Problem to solve:
Look for the string "efficiency" and copy every line that has it.

==== Materials provided

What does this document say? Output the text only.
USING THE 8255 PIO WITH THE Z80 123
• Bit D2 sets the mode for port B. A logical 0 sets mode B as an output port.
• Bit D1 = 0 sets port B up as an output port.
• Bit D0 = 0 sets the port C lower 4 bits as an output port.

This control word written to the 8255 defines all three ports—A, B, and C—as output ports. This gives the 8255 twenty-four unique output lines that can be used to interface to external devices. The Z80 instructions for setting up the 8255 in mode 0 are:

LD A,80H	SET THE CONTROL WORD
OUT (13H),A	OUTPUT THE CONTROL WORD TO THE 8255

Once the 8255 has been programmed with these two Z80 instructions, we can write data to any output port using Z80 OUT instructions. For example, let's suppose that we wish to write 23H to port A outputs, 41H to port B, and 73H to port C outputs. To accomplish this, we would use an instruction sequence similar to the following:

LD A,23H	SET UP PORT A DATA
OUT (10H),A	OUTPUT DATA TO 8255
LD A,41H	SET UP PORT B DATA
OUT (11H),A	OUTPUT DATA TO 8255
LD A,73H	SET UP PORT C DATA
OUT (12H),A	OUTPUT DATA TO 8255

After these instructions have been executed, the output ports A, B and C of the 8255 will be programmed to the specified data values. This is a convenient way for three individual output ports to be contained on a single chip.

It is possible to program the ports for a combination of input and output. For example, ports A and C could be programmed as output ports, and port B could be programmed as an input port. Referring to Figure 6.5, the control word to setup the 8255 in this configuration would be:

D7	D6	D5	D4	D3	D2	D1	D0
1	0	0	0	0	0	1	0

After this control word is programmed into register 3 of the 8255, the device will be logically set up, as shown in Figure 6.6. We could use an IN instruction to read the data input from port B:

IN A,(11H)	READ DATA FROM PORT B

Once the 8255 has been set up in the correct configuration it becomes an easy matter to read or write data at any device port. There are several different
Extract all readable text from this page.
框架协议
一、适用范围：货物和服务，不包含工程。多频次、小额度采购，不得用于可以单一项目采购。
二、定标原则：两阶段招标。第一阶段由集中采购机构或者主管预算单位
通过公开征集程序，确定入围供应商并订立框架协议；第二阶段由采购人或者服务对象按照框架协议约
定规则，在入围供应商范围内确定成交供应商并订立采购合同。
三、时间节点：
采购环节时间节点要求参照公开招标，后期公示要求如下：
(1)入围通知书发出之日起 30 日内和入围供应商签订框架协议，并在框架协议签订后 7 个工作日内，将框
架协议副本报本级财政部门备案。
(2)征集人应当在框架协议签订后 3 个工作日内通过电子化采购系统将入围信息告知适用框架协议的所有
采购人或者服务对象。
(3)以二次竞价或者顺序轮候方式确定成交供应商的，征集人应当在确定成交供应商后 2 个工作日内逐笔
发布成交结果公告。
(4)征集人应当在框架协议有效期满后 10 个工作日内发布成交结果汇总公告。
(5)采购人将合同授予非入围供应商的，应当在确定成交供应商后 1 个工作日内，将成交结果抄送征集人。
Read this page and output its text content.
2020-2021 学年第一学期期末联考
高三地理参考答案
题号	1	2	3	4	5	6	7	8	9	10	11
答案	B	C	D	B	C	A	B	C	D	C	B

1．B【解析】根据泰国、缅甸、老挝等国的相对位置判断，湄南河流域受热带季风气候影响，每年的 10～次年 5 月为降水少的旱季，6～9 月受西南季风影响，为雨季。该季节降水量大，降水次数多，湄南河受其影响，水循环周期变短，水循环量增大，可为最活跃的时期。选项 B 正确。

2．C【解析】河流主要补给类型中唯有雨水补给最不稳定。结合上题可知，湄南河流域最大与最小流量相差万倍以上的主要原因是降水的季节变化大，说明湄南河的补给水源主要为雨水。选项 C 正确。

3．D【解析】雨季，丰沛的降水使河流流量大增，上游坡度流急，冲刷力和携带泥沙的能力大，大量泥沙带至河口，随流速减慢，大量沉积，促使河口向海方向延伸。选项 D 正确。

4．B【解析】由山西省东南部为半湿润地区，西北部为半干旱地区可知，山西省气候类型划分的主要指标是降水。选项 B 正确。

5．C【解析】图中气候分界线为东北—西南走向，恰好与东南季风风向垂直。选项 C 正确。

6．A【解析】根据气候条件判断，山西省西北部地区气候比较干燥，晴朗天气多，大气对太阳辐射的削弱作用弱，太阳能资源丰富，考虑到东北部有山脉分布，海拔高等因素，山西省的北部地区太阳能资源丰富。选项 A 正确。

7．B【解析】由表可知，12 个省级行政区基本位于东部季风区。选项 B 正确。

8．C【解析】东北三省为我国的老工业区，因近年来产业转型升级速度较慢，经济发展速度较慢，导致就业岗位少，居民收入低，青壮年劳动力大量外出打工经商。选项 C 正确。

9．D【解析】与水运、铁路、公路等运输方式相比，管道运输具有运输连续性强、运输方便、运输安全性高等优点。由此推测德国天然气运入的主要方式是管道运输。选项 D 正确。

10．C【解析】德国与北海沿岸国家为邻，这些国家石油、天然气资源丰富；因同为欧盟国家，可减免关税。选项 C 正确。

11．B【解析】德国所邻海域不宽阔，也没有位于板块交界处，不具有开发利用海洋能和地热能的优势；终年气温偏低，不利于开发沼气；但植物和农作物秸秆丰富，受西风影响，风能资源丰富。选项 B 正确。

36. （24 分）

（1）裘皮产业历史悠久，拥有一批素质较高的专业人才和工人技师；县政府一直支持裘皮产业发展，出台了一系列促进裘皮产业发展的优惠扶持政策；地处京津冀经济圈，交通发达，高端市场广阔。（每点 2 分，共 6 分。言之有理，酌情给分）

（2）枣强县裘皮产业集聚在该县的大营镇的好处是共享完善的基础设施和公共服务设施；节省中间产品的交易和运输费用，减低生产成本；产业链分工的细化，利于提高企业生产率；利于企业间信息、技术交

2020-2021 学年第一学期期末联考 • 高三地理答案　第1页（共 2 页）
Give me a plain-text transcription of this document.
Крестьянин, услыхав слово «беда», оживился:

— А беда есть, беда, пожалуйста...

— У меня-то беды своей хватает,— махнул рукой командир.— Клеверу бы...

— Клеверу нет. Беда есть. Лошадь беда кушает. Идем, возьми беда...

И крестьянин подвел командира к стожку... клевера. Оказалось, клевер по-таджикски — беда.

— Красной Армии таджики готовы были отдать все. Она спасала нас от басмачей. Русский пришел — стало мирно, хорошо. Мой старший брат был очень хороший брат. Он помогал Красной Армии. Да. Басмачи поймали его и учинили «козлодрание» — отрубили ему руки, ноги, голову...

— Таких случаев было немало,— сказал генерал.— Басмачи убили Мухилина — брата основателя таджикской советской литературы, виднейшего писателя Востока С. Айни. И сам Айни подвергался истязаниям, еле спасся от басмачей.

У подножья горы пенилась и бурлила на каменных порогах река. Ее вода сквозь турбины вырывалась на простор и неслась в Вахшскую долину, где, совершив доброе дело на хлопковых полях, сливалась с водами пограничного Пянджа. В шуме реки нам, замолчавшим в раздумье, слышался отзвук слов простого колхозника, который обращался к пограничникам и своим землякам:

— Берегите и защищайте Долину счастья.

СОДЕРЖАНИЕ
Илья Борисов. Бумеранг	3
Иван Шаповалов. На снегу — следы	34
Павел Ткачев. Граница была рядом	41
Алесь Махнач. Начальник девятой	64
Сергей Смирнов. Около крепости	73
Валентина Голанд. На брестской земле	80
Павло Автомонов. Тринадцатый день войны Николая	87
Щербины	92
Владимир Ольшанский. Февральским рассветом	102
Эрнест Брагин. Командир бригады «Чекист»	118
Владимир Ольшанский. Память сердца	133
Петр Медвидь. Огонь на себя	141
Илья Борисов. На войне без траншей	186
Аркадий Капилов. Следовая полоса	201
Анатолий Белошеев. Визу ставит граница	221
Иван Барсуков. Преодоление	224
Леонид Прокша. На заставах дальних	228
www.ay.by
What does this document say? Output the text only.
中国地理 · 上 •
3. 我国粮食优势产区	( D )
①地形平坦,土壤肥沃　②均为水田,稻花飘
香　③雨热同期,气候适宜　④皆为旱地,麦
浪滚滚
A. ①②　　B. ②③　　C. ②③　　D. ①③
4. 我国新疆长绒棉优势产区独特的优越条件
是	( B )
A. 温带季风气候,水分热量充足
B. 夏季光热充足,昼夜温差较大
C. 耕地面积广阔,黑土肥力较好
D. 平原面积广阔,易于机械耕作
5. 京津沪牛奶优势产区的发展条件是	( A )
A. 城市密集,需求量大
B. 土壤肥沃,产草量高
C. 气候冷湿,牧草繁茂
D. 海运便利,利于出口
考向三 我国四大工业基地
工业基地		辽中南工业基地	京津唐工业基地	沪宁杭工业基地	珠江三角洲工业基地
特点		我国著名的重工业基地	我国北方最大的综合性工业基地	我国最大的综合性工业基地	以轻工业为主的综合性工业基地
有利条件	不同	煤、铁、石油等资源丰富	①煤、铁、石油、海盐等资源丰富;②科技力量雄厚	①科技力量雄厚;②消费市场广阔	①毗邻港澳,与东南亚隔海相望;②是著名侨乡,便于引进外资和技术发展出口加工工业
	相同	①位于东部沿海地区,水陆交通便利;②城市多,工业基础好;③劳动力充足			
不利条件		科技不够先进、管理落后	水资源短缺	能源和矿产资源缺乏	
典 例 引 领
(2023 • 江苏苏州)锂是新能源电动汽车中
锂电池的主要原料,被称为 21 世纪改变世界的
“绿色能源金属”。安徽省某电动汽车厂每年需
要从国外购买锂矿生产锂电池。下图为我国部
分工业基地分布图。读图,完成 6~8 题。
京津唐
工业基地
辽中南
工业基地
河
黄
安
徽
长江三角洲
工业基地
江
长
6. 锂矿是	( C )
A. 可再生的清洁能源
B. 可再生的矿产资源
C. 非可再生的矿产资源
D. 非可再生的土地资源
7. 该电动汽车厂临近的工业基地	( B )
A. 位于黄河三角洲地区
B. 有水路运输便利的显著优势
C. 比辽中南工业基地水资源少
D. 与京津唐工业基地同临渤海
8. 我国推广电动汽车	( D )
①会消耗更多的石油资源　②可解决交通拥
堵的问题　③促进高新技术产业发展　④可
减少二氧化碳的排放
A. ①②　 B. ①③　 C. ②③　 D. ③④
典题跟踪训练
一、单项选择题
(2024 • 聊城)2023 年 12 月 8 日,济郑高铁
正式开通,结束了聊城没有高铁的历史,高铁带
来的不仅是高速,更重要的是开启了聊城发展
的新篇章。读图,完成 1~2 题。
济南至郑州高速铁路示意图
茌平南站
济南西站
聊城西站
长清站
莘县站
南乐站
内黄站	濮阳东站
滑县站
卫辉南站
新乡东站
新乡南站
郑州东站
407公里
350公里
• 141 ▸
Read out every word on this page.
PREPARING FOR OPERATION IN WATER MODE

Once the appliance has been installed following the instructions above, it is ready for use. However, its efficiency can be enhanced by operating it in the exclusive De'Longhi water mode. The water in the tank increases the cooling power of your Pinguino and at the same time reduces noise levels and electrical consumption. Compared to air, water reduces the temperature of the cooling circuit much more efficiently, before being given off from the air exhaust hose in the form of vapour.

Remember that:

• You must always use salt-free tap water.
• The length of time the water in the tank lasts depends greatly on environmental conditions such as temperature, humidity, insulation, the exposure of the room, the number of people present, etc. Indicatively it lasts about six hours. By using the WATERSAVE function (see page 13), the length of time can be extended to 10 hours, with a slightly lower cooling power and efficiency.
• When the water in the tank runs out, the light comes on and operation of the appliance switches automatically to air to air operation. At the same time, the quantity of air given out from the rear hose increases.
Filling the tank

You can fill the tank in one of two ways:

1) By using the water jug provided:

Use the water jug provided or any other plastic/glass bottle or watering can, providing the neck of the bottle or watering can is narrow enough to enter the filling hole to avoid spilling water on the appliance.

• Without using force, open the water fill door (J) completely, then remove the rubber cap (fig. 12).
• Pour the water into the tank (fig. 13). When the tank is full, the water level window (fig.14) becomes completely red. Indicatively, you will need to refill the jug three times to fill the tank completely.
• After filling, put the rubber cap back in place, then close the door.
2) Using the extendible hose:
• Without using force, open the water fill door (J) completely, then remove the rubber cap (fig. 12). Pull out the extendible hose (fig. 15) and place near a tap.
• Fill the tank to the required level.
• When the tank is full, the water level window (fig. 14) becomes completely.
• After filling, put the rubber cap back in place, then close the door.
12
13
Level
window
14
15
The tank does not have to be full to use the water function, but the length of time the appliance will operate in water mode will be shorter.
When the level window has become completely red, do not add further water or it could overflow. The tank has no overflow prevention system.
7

========

Response:
Once the appliance has been installed following the instructions above, it is ready for use. However, its efficiency can be enhanced by operating it in the exclusive De'Longhi water mode. The water in the tank increases the cooling power of your Pinguino and at the same time reduces noise levels and electrical consumption. Compared to air, water reduces the temperature of the cooling circuit much more efficiently, before being given off from the air exhaust hose in the form of vapour.
• The length of time the water in the tank lasts depends greatly on environmental conditions such as temperature, humidity, insulation, the exposure of the room, the number of people present, etc. Indicatively it lasts about six hours. By using the WATERSAVE function (see page 13), the length of time can be extended to 10 hours, with a slightly lower cooling power and efficiency.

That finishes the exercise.